Exercise description> Return the full material exactly.

Raw data>

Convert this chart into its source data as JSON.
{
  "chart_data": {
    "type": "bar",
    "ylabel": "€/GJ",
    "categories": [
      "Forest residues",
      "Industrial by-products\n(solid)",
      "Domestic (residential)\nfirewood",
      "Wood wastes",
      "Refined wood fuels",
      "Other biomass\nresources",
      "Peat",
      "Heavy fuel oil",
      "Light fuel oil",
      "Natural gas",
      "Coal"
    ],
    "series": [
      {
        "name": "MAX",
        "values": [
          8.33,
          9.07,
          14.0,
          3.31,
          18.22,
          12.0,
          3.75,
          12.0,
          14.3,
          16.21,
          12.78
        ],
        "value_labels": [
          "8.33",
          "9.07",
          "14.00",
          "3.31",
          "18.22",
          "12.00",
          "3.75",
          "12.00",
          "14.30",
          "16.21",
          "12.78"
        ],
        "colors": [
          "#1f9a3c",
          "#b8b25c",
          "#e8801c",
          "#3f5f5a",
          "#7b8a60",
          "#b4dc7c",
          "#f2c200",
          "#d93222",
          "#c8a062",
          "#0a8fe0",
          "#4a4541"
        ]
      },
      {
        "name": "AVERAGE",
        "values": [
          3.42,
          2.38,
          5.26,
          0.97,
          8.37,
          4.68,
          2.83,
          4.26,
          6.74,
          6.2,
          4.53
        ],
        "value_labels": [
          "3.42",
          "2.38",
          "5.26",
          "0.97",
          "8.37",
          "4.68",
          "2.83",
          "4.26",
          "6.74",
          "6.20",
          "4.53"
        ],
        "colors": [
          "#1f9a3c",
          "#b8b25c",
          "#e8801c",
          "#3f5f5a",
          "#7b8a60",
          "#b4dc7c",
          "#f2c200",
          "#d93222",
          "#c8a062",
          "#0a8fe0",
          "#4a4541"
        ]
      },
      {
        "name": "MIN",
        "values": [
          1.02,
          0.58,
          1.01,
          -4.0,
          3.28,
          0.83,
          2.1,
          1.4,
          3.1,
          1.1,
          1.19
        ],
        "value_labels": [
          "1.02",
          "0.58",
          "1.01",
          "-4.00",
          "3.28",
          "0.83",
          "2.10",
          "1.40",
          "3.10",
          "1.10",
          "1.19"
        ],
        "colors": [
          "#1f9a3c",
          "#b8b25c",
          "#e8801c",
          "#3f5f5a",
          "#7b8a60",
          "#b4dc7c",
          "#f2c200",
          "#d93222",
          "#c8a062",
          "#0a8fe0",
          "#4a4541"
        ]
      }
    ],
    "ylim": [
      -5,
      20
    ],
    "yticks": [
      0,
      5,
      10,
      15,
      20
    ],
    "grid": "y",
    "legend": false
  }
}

Output for this task>
Convert this chart into its source data as JSON.
{
  "chart_data": {
    "type": "bar",
    "ylabel": "€/GJ",
    "categories": [
      "Forest residues",
      "Industrial by-products\n(solid)",
      "Domestic (residential)\nfirewood",
      "Wood wastes",
      "Refined wood fuels",
      "Other biomass\nresources",
      "Peat",
      "Heavy fuel oil",
      "Light fuel oil",
      "Natural gas",
      "Coal"
    ],
    "series": [
      {
        "name": "MAX",
        "values": [
          8.33,
          9.07,
          14.0,
          3.31,
          18.22,
          12.0,
          3.75,
          12.0,
          14.3,
          16.21,
          12.78
        ],
        "value_labels": [
          "8.33",
          "9.07",
          "14.00",
          "3.31",
          "18.22",
          "12.00",
          "3.75",
          "12.00",
          "14.30",
          "16.21",
          "12.78"
        ],
        "colors": [
          "#1f9a3c",
          "#b8b25c",
          "#e8801c",
          "#3f5f5a",
          "#7b8a60",
          "#b4dc7c",
          "#f2c200",
          "#d93222",
          "#c8a062",
          "#0a8fe0",
          "#4a4541"
        ]
      },
      {
        "name": "AVERAGE",
        "values": [
          3.42,
          2.38,
          5.26,
          0.97,
          8.37,
          4.68,
          2.83,
          4.26,
          6.74,
          6.2,
          4.53
        ],
        "value_labels": [
          "3.42",
          "2.38",
          "5.26",
          "0.97",
          "8.37",
          "4.68",
          "2.83",
          "4.26",
          "6.74",
          "6.20",
          "4.53"
        ],
        "colors": [
          "#1f9a3c",
          "#b8b25c",
          "#e8801c",
          "#3f5f5a",
          "#7b8a60",
          "#b4dc7c",
          "#f2c200",
          "#d93222",
          "#c8a062",
          "#0a8fe0",
          "#4a4541"
        ]
      },
      {
        "name": "MIN",
        "values": [
          1.02,
          0.58,
          1.01,
          -4.0,
          3.28,
          0.83,
          2.1,
          1.4,
          3.1,
          1.1,
          1.19
        ],
        "value_labels": [
          "1.02",
          "0.58",
          "1.01",
          "-4.00",
          "3.28",
          "0.83",
          "2.10",
          "1.40",
          "3.10",
          "1.10",
          "1.19"
        ],
        "colors": [
          "#1f9a3c",
          "#b8b25c",
          "#e8801c",
          "#3f5f5a",
          "#7b8a60",
          "#b4dc7c",
          "#f2c200",
          "#d93222",
          "#c8a062",
          "#0a8fe0",
          "#4a4541"
        ]
      }
    ],
    "ylim": [
      -5,
      20
    ],
    "yticks": [
      0,
      5,
      10,
      15,
      20
    ],
    "grid": "y",
    "legend": false
  }
}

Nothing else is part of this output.